[Saved entries]

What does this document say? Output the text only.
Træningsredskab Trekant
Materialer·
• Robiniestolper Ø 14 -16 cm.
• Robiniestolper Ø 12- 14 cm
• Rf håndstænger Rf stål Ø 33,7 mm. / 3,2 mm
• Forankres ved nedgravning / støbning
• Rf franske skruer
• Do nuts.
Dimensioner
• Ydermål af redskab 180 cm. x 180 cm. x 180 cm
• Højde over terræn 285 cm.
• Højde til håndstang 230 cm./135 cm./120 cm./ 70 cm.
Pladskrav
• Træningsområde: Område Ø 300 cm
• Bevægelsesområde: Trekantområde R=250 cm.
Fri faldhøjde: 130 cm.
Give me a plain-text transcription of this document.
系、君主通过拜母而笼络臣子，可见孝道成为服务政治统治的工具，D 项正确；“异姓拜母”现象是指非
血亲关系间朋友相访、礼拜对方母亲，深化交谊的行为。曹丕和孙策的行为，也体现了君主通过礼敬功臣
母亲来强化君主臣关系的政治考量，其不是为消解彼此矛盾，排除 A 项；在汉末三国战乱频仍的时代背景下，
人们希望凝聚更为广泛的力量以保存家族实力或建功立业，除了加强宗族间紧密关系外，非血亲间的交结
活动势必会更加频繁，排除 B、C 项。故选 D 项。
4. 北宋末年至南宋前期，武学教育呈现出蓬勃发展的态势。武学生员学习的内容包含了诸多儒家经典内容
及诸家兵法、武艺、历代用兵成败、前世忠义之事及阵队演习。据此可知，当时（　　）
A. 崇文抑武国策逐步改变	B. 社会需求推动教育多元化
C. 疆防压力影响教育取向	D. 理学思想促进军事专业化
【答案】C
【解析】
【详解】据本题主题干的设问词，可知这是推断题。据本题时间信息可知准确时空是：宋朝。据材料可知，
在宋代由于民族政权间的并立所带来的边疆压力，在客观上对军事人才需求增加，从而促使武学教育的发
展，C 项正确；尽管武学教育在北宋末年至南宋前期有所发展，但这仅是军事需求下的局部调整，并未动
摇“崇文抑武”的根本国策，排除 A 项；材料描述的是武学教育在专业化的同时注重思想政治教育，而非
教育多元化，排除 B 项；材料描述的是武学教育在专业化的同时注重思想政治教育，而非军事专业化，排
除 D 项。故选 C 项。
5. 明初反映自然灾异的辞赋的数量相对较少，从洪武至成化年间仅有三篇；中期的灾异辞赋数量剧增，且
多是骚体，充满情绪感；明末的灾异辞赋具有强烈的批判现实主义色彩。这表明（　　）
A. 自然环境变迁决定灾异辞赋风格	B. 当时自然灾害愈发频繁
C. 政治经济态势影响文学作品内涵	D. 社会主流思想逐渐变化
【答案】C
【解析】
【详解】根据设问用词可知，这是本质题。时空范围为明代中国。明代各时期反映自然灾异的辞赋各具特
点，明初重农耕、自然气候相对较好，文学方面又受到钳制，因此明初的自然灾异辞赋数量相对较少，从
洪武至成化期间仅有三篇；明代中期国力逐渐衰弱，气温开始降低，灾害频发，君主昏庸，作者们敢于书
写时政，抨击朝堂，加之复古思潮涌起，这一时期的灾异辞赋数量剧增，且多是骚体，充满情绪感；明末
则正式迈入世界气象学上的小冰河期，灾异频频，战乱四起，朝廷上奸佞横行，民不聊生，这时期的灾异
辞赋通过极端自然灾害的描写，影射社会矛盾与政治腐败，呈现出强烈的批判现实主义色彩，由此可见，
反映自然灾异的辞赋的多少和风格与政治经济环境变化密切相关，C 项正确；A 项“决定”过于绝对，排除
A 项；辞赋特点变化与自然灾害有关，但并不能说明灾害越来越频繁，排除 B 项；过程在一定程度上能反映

What is required:
Faithfully transcribe the whole of the data.

Expected output:
What does this document say? Output the text only.
Træningsredskab Trekant
Materialer·
• Robiniestolper Ø 14 -16 cm.
• Robiniestolper Ø 12- 14 cm
• Rf håndstænger Rf stål Ø 33,7 mm. / 3,2 mm
• Forankres ved nedgravning / støbning
• Rf franske skruer
• Do nuts.
Dimensioner
• Ydermål af redskab 180 cm. x 180 cm. x 180 cm
• Højde over terræn 285 cm.
• Højde til håndstang 230 cm./135 cm./120 cm./ 70 cm.
Pladskrav
• Træningsområde: Område Ø 300 cm
• Bevægelsesområde: Trekantområde R=250 cm.
Fri faldhøjde: 130 cm.
Give me a plain-text transcription of this document.
系、君主通过拜母而笼络臣子，可见孝道成为服务政治统治的工具，D 项正确；“异姓拜母”现象是指非
血亲关系间朋友相访、礼拜对方母亲，深化交谊的行为。曹丕和孙策的行为，也体现了君主通过礼敬功臣
母亲来强化君主臣关系的政治考量，其不是为消解彼此矛盾，排除 A 项；在汉末三国战乱频仍的时代背景下，
人们希望凝聚更为广泛的力量以保存家族实力或建功立业，除了加强宗族间紧密关系外，非血亲间的交结
活动势必会更加频繁，排除 B、C 项。故选 D 项。
4. 北宋末年至南宋前期，武学教育呈现出蓬勃发展的态势。武学生员学习的内容包含了诸多儒家经典内容
及诸家兵法、武艺、历代用兵成败、前世忠义之事及阵队演习。据此可知，当时（　　）
A. 崇文抑武国策逐步改变	B. 社会需求推动教育多元化
C. 疆防压力影响教育取向	D. 理学思想促进军事专业化
【答案】C
【解析】
【详解】据本题主题干的设问词，可知这是推断题。据本题时间信息可知准确时空是：宋朝。据材料可知，
在宋代由于民族政权间的并立所带来的边疆压力，在客观上对军事人才需求增加，从而促使武学教育的发
展，C 项正确；尽管武学教育在北宋末年至南宋前期有所发展，但这仅是军事需求下的局部调整，并未动
摇“崇文抑武”的根本国策，排除 A 项；材料描述的是武学教育在专业化的同时注重思想政治教育，而非
教育多元化，排除 B 项；材料描述的是武学教育在专业化的同时注重思想政治教育，而非军事专业化，排
除 D 项。故选 C 项。
5. 明初反映自然灾异的辞赋的数量相对较少，从洪武至成化年间仅有三篇；中期的灾异辞赋数量剧增，且
多是骚体，充满情绪感；明末的灾异辞赋具有强烈的批判现实主义色彩。这表明（　　）
A. 自然环境变迁决定灾异辞赋风格	B. 当时自然灾害愈发频繁
C. 政治经济态势影响文学作品内涵	D. 社会主流思想逐渐变化
【答案】C
【解析】
【详解】根据设问用词可知，这是本质题。时空范围为明代中国。明代各时期反映自然灾异的辞赋各具特
点，明初重农耕、自然气候相对较好，文学方面又受到钳制，因此明初的自然灾异辞赋数量相对较少，从
洪武至成化期间仅有三篇；明代中期国力逐渐衰弱，气温开始降低，灾害频发，君主昏庸，作者们敢于书
写时政，抨击朝堂，加之复古思潮涌起，这一时期的灾异辞赋数量剧增，且多是骚体，充满情绪感；明末
则正式迈入世界气象学上的小冰河期，灾异频频，战乱四起，朝廷上奸佞横行，民不聊生，这时期的灾异
辞赋通过极端自然灾害的描写，影射社会矛盾与政治腐败，呈现出强烈的批判现实主义色彩，由此可见，
反映自然灾异的辞赋的多少和风格与政治经济环境变化密切相关，C 项正确；A 项“决定”过于绝对，排除
A 项；辞赋特点变化与自然灾害有关，但并不能说明灾害越来越频繁，排除 B 项；过程在一定程度上能反映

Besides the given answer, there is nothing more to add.